[AIM OF THE EXERCISE]
Work through the records below and tally every line containing "this". Reply with the total alone.

[EXERCISE MATERIAL]
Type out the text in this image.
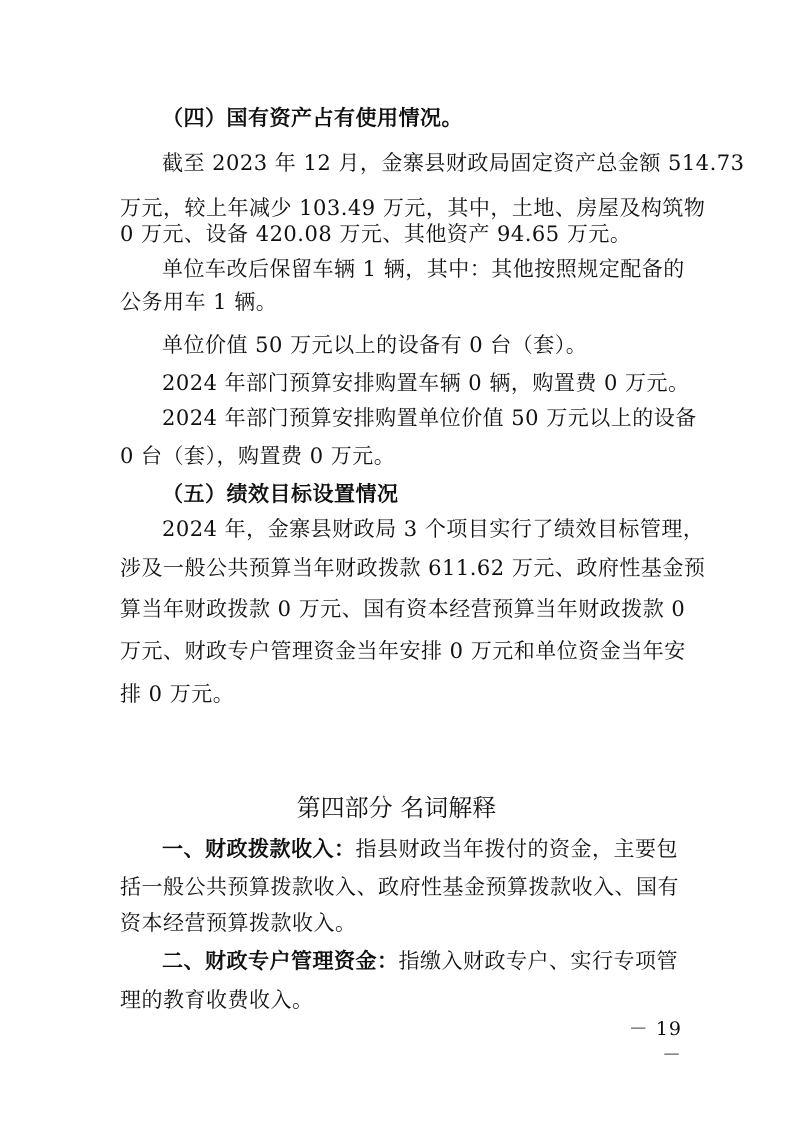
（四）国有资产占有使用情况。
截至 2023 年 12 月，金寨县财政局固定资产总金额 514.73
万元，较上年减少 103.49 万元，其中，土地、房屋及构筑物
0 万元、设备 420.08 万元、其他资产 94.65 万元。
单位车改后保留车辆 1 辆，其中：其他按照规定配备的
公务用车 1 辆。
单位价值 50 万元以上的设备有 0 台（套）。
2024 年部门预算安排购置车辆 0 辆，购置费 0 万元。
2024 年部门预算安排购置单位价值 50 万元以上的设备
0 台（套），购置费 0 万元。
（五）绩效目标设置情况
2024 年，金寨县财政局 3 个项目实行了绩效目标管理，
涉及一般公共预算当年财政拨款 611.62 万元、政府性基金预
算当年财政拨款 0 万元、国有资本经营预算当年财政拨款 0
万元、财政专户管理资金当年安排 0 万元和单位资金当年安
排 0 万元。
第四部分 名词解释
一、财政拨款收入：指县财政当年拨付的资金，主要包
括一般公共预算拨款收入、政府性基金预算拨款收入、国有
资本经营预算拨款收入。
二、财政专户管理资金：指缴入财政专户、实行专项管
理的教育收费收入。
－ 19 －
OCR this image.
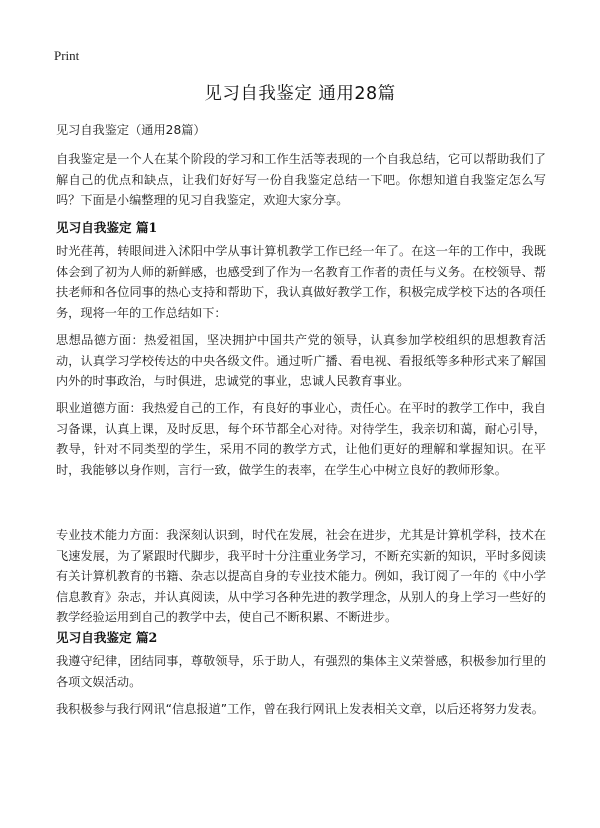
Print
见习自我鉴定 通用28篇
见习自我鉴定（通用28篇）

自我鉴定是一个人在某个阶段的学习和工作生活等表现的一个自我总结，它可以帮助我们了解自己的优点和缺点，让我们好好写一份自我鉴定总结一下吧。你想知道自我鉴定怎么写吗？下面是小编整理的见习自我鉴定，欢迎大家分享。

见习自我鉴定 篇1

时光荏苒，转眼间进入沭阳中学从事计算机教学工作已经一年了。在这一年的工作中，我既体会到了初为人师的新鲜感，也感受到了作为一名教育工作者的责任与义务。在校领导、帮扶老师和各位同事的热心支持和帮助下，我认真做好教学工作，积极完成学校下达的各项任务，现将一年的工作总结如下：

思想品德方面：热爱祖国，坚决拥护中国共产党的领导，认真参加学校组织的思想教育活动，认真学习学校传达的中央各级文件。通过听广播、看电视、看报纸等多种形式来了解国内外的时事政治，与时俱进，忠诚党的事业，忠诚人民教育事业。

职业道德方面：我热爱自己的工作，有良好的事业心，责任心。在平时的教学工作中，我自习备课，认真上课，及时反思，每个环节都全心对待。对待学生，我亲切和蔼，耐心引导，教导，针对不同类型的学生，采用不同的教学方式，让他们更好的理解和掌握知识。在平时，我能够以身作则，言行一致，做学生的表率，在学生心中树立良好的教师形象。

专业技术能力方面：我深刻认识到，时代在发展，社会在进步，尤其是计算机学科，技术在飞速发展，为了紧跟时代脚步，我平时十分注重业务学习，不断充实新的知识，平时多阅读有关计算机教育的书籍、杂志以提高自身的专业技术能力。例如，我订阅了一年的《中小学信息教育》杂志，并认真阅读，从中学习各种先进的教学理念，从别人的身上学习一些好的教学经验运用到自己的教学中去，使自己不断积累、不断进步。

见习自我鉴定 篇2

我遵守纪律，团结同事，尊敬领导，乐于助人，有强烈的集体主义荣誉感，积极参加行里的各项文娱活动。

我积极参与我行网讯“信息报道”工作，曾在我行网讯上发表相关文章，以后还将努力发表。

[ANSWER BELOW]
2